**EXERCISE REQUIREMENTS**
[a] According to the concert program, at which two universities did Marcos Balter pursue postgraduate studies?
[b] Edit the part of the concert program that opens with the words "Events & Tickets" and closes with "of live performance.", replacing "returns" with "comes back".

**EXCERPT TO READ**
=-=-=

Events & Tickets

Orchestra Concert
Sounds of the Times: Songs of Hope
New World Center
Program
German conductor Matthias Pintscher returns to Miami Beach to present works by his native land’s composers. Operatic master Bernd Alois Zimmermann lets the cello sing in his Song of Hope, performed by NWS’s own Cello Fellow Ben Fryxell, a winner of NWS’s Concerto Competition. In Schreiben, Helmut Lachenmann operates the orchestra as a writer that sometimes whispers and at other times screams. This concert includes the world premiere of a new work—Orun—by Brazilian innovator Marcos Balter, whose works are rooted in hyper-dramatization of live performance.
Program
Marcos Balter
(b. 1974)
Approx. Duration: 8 minutes
Orun
(2022; world premiere of NWS commission)
Bernd Alois Zimmermann
(1918-1970)
Approx. Duration: 17 minutes
Canto di Speranza (Song of Hope): Cantata for Cello and Orchestra
(1952; revised 1957)
Mr. Fryxell
Intermission
Helmut Lachenmann
(b. 1935)
Approx. Duration: 27 minutes
Schreiben
(2003)
Marcos Balter
Orun
(2022; world premiere of NWS commission)
Approximate duration: 8 minutes
After studying piano and composition in his native Rio de Janeiro, Marcos Balter moved to the United States for postgraduate studies at Texas Christian University and Northwestern University. His “whimsical” and “surreal” scores (to quote The New York Times) have made Balter a fixture of the new music community in his adopted home of New York City, and fellowships from the Guggenheim Foundation and Tanglewood Music Center among others have elevated him to the top tier of contemporary composers.

=-=-=

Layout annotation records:
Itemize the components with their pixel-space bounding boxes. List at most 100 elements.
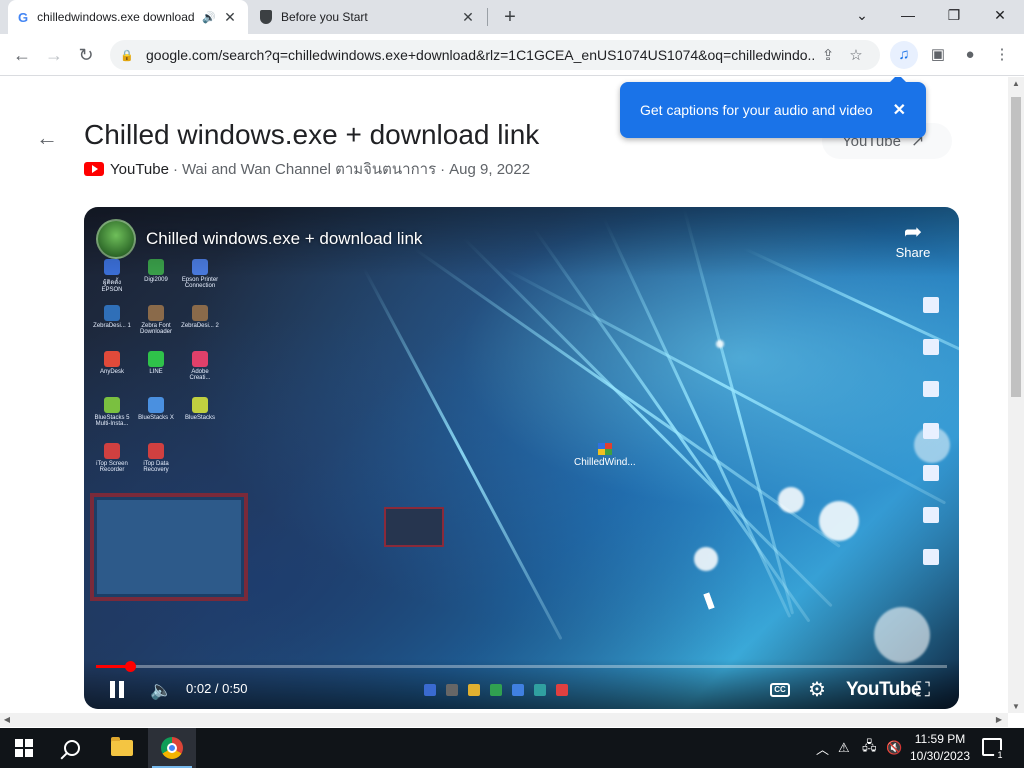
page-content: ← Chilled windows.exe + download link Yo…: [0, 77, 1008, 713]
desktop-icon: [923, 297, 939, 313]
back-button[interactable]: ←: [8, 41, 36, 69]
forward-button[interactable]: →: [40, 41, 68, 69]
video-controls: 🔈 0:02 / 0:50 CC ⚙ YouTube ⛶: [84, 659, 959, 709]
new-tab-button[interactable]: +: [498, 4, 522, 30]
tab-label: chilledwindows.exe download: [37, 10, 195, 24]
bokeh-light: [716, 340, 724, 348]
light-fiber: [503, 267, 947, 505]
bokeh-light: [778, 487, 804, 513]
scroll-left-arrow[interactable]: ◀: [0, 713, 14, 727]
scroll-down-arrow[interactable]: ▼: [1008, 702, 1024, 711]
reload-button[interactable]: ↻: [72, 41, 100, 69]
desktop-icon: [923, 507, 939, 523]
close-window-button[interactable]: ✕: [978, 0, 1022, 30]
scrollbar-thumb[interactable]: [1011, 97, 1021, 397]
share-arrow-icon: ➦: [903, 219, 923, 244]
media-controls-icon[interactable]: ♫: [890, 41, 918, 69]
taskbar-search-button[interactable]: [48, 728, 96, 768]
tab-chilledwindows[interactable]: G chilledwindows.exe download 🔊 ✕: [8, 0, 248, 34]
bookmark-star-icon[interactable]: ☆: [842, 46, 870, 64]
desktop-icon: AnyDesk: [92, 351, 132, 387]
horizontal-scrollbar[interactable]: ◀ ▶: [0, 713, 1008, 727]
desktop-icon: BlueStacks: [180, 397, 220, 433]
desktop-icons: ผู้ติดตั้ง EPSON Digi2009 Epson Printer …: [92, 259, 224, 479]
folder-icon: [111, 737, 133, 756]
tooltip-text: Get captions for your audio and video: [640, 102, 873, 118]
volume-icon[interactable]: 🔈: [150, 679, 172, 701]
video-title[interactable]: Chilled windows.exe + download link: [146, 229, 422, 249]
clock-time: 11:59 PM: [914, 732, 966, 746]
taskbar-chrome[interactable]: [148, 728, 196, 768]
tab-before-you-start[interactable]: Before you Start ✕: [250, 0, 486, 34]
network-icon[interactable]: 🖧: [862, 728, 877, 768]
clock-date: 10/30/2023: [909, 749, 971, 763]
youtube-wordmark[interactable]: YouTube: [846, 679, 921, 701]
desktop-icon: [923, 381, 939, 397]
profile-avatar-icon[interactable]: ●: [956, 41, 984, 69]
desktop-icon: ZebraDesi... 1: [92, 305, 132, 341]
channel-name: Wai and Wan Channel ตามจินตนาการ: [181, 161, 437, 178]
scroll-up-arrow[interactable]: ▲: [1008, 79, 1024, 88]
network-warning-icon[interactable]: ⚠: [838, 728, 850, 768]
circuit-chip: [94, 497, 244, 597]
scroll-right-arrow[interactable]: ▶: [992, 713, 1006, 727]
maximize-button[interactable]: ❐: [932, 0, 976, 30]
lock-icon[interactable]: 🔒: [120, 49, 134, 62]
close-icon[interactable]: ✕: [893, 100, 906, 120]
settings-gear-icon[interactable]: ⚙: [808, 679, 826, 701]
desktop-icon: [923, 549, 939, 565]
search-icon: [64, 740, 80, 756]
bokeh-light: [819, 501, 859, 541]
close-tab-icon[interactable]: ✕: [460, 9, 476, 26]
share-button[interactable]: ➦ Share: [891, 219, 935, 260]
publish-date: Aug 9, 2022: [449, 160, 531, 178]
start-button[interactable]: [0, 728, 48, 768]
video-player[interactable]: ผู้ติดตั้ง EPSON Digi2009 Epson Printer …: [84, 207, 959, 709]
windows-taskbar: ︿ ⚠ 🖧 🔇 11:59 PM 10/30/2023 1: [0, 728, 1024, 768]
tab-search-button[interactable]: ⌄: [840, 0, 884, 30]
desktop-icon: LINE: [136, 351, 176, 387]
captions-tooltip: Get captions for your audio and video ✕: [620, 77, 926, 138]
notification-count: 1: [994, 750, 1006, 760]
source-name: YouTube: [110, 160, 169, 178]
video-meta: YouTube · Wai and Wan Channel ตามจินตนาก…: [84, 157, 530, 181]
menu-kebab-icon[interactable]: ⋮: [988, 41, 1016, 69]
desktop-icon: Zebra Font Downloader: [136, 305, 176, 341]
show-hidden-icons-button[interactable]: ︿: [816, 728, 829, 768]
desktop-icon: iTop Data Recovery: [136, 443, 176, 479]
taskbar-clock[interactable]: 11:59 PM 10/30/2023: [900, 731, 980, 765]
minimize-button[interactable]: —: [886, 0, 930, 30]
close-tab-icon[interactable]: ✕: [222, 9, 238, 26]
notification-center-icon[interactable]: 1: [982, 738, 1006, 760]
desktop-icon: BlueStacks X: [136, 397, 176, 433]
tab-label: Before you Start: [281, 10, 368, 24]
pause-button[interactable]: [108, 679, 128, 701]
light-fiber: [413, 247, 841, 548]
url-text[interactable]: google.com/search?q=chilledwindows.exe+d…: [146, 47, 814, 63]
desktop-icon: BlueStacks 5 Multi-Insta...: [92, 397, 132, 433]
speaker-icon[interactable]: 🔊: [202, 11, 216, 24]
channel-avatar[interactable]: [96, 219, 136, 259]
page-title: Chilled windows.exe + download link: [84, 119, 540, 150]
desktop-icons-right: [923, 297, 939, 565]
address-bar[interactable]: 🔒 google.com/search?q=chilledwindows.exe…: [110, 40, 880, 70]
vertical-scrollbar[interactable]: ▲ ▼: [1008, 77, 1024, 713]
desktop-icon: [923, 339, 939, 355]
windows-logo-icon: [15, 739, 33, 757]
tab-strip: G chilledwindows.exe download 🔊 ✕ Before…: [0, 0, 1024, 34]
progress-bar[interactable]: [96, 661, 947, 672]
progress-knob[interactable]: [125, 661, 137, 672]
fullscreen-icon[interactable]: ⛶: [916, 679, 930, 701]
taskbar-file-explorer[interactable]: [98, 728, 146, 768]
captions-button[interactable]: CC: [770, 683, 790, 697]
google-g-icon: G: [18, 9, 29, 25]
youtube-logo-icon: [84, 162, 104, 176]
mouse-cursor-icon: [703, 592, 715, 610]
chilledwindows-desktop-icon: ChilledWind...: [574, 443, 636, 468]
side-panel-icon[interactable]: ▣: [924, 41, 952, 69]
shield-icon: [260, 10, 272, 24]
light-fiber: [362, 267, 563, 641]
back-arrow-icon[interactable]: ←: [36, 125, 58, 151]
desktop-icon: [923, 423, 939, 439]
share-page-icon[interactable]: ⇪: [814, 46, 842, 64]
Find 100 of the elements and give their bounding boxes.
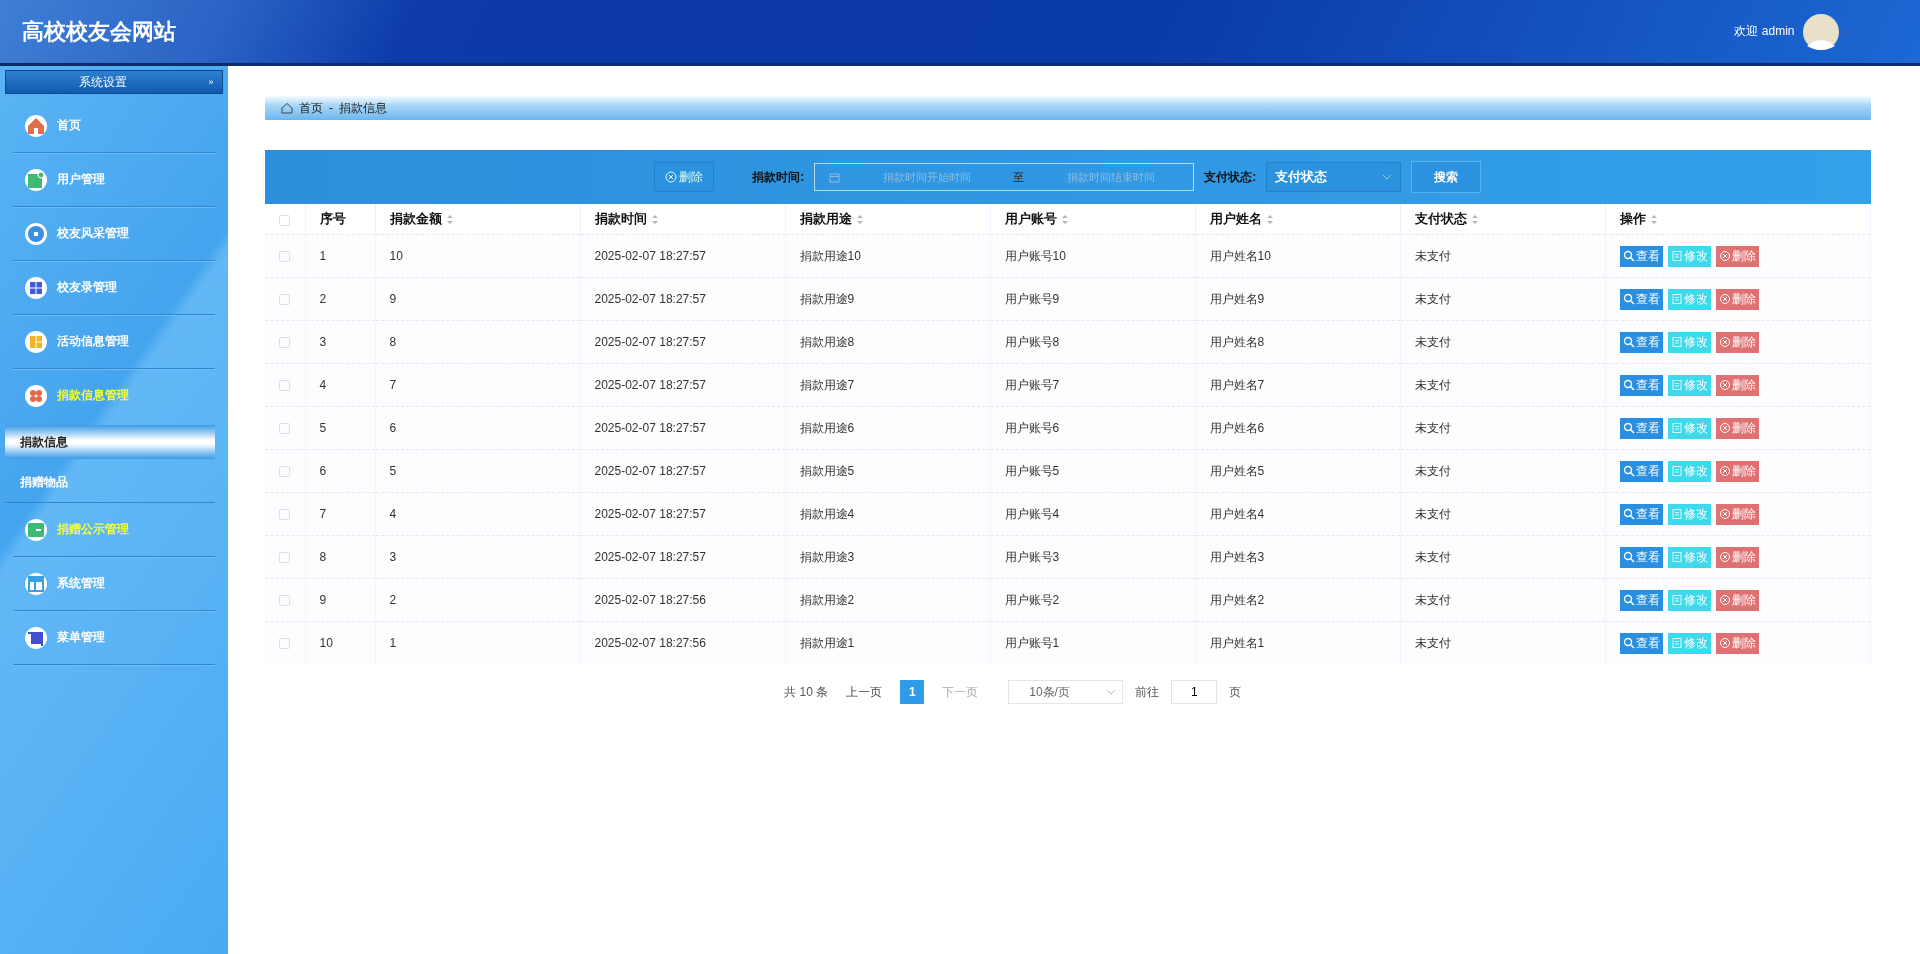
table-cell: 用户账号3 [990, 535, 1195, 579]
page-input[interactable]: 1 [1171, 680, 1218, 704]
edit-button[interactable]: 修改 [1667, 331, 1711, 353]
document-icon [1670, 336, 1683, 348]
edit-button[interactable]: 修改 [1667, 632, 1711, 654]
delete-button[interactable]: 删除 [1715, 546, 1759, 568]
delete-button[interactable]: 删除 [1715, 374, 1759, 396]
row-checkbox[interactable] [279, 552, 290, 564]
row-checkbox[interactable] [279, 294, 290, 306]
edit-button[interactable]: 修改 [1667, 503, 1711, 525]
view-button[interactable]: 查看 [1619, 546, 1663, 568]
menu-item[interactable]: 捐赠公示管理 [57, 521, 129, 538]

=-=-=

**THE RESPONSES**
[a] Texas Christian University and Northwestern University.

[b]
Events & Tickets

Orchestra Concert
Sounds of the Times: Songs of Hope
New World Center
Program
German conductor Matthias Pintscher comes back to Miami Beach to present works by his native land’s composers. Operatic master Bernd Alois Zimmermann lets the cello sing in his Song of Hope, performed by NWS’s own Cello Fellow Ben Fryxell, a winner of NWS’s Concerto Competition. In Schreiben, Helmut Lachenmann operates the orchestra as a writer that sometimes whispers and at other times screams. This concert includes the world premiere of a new work—Orun—by Brazilian innovator Marcos Balter, whose works are rooted in hyper-dramatization of live performance.